### WORK TO COMPLETE
Scan each line of the records for the word "this" and extract the ones that have it.
--- Start of RECORDED DATA ---
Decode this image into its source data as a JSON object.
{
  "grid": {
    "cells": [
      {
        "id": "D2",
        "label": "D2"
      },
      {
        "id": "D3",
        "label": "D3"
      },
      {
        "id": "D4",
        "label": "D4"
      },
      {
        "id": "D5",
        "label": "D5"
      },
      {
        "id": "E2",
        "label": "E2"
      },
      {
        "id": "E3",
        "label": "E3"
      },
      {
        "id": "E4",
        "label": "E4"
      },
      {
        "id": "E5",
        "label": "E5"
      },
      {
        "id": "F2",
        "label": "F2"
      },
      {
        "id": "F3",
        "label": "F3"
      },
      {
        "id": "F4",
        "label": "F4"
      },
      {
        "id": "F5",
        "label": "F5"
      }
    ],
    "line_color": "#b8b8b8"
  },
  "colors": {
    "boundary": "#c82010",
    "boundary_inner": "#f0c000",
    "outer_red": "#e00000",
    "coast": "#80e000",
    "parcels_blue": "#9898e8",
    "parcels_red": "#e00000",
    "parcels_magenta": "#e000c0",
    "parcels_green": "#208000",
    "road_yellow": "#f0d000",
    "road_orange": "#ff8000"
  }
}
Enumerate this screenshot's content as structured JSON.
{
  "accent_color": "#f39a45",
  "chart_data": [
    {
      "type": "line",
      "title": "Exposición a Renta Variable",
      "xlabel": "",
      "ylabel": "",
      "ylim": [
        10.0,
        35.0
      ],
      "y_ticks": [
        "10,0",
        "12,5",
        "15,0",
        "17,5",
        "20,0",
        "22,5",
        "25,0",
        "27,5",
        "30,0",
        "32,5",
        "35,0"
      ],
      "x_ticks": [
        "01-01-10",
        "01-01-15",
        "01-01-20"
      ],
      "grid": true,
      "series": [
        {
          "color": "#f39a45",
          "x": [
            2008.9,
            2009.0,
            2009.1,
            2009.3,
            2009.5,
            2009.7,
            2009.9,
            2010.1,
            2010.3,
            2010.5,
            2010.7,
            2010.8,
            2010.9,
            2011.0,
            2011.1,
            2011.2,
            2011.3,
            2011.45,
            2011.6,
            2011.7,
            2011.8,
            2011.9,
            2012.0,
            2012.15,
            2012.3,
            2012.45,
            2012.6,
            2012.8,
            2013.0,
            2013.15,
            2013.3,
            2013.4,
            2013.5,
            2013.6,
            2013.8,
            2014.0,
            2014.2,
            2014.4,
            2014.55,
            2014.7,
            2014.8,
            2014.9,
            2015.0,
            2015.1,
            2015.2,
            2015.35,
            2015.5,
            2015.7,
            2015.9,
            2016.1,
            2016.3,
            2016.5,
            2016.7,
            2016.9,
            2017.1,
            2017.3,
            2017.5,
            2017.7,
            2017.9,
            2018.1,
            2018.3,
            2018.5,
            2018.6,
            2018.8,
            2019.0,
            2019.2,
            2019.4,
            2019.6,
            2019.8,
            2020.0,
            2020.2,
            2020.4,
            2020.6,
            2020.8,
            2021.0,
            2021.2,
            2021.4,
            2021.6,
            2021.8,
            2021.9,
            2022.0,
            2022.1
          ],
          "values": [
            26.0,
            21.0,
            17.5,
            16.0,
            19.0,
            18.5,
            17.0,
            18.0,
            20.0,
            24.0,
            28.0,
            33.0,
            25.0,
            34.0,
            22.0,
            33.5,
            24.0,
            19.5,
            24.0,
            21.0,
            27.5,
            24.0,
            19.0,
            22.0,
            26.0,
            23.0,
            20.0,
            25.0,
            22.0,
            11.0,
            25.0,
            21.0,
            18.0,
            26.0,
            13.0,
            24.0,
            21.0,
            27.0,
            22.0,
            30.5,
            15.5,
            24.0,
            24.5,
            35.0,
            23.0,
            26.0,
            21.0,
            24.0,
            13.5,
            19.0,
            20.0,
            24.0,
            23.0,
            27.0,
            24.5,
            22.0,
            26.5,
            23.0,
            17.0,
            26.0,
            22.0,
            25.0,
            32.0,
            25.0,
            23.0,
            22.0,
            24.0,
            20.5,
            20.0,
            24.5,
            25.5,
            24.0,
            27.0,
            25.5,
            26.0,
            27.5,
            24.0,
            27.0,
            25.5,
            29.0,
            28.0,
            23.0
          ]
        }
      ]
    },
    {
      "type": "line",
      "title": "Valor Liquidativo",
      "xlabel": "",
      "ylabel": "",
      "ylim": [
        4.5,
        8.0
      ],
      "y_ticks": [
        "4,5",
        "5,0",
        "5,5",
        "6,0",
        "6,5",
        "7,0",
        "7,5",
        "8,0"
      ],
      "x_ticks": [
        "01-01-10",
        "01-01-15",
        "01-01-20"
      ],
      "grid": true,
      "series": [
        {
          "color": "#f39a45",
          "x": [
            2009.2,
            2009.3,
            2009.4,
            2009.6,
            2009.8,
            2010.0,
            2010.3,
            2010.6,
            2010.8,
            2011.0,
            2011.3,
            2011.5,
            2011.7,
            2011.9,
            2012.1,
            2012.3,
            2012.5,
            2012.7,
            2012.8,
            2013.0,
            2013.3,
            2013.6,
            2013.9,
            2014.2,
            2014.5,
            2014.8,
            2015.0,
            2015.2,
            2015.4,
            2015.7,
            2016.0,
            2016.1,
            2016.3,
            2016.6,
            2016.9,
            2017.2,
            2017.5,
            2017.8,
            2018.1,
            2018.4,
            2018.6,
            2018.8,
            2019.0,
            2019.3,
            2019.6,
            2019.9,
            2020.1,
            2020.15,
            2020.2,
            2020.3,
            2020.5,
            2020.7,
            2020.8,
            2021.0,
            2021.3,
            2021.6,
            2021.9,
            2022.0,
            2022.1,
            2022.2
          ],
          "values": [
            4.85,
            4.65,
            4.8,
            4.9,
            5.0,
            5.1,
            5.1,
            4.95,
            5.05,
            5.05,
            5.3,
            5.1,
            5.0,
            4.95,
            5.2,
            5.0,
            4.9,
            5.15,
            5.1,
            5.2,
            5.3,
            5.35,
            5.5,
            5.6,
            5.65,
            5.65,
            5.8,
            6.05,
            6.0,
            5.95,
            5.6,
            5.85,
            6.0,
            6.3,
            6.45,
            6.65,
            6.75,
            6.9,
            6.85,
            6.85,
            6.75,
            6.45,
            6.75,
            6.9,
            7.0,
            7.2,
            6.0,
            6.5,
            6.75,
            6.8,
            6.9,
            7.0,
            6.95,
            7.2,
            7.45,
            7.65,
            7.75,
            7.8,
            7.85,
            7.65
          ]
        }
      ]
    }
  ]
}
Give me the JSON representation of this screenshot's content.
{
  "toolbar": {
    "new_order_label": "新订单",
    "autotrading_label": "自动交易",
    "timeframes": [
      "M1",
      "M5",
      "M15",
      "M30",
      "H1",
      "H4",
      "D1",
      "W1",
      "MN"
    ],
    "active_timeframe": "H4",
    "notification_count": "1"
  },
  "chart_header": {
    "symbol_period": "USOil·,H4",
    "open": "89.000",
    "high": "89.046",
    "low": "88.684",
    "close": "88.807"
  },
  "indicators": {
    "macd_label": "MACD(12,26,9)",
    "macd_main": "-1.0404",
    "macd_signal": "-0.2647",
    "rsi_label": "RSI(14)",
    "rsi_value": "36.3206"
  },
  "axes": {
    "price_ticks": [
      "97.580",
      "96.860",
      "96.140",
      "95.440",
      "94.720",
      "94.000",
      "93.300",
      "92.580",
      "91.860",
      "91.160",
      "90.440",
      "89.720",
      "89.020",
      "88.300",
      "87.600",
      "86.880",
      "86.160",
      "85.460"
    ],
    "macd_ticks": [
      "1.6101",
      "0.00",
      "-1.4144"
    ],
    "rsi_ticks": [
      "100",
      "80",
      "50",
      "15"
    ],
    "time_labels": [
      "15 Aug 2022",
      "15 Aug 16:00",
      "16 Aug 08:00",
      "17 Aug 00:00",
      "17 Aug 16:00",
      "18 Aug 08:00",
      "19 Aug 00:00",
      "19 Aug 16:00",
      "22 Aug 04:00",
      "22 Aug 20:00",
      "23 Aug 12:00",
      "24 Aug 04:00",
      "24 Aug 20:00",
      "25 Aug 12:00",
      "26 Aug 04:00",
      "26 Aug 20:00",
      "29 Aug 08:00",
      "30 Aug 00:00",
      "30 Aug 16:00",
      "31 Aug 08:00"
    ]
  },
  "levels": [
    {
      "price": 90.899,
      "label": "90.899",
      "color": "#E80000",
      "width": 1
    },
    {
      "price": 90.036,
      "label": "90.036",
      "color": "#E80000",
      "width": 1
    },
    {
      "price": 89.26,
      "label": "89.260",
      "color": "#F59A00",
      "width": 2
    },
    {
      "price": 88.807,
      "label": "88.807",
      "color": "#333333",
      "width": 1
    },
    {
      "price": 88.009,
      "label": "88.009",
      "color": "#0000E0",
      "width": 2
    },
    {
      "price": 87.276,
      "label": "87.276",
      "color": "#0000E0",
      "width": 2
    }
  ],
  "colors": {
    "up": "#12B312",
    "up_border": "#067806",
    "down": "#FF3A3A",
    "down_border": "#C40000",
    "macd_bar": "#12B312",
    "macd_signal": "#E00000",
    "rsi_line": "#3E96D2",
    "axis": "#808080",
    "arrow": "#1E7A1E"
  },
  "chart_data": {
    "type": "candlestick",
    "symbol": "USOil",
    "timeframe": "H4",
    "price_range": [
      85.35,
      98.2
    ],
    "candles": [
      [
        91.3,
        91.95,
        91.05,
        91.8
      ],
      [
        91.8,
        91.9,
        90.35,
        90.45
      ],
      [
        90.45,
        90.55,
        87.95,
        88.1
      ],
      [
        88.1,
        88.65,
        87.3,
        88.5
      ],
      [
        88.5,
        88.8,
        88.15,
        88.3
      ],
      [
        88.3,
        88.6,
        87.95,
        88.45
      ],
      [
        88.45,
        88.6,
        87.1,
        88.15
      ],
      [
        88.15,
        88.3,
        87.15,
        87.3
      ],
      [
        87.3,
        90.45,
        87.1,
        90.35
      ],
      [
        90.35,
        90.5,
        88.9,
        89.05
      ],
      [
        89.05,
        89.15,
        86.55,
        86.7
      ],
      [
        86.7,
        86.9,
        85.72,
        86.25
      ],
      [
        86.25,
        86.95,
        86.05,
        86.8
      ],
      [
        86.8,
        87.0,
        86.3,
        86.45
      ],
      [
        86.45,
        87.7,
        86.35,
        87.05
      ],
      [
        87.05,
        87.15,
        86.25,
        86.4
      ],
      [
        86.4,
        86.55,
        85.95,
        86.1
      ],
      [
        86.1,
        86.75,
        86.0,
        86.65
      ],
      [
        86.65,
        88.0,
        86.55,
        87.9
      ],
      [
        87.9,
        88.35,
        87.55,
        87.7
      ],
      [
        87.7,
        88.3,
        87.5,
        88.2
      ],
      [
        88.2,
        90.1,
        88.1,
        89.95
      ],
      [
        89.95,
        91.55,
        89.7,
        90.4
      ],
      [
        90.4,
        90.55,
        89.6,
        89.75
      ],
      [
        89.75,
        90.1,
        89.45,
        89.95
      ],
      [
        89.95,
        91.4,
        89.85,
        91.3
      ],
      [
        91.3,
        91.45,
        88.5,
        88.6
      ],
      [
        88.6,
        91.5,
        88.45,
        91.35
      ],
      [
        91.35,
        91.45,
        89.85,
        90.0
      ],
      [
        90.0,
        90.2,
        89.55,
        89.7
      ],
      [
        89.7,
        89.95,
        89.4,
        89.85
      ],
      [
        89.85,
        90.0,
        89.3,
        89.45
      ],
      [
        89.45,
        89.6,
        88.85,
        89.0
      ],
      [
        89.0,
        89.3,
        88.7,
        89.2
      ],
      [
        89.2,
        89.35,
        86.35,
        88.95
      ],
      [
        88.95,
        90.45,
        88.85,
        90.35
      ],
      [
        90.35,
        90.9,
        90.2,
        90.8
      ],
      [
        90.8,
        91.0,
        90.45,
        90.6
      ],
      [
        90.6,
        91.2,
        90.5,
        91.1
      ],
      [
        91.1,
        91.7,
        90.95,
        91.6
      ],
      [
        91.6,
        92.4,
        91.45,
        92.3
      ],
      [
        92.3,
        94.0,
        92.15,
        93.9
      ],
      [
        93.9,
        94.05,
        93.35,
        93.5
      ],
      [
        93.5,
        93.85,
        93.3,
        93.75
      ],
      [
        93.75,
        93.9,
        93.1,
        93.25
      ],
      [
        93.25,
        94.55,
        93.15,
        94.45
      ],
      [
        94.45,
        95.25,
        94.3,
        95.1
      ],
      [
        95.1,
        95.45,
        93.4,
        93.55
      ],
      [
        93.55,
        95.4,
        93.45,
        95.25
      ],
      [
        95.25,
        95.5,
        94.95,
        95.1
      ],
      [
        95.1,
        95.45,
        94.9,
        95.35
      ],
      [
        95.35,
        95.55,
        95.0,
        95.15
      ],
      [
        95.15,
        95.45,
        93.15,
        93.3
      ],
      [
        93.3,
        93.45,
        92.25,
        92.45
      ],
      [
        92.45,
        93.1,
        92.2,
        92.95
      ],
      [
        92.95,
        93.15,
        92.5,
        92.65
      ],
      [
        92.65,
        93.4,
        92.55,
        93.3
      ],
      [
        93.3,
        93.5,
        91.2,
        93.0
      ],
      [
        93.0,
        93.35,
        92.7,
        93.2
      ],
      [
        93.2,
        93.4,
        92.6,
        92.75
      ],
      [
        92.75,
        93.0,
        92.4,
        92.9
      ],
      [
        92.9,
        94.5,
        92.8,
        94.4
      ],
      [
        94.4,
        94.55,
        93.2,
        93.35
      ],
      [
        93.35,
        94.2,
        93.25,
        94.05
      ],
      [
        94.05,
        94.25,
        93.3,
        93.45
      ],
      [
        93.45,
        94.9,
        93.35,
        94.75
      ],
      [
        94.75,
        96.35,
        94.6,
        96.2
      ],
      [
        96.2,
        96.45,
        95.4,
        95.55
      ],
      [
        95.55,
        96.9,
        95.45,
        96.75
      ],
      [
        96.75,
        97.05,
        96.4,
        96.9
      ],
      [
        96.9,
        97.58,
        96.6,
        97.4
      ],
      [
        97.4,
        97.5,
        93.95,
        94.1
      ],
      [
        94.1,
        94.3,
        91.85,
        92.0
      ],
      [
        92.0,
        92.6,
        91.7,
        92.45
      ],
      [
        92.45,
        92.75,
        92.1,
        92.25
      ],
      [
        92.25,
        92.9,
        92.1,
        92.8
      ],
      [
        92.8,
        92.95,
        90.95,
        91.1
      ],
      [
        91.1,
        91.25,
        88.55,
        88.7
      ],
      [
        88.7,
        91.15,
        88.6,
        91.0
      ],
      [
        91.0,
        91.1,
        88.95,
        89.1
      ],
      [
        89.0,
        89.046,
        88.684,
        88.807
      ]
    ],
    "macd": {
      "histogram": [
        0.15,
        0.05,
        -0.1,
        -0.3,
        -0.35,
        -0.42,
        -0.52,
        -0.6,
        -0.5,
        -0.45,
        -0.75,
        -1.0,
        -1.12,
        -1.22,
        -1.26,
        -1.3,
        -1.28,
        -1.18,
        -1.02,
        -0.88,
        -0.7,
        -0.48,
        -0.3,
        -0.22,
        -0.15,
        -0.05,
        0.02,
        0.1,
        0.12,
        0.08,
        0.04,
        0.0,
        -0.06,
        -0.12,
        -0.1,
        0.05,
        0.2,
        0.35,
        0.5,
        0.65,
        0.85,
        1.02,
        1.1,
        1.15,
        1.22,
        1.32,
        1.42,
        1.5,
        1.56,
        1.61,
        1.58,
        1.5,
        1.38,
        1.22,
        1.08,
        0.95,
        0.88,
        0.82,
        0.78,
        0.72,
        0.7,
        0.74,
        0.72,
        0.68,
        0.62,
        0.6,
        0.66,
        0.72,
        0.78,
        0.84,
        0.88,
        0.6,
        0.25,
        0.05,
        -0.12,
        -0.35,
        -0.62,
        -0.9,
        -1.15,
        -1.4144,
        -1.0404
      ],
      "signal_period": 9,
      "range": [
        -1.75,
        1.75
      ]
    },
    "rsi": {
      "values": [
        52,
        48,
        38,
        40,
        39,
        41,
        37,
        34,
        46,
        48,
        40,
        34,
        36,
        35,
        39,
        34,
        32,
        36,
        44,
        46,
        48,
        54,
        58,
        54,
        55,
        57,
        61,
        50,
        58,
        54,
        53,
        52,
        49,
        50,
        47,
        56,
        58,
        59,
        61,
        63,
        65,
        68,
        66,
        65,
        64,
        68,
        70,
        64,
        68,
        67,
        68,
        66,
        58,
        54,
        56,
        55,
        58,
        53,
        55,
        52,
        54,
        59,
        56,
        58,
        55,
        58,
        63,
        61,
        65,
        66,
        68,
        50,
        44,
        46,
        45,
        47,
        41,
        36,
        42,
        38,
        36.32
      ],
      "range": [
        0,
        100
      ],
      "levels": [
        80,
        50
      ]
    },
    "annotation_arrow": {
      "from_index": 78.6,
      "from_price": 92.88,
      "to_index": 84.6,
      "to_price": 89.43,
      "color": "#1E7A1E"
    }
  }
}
--- End of RECORDED DATA ---
### TASK RESULT
Decode this image into its source data as a JSON object.
Enumerate this screenshot's content as structured JSON.
Give me the JSON representation of this screenshot's content.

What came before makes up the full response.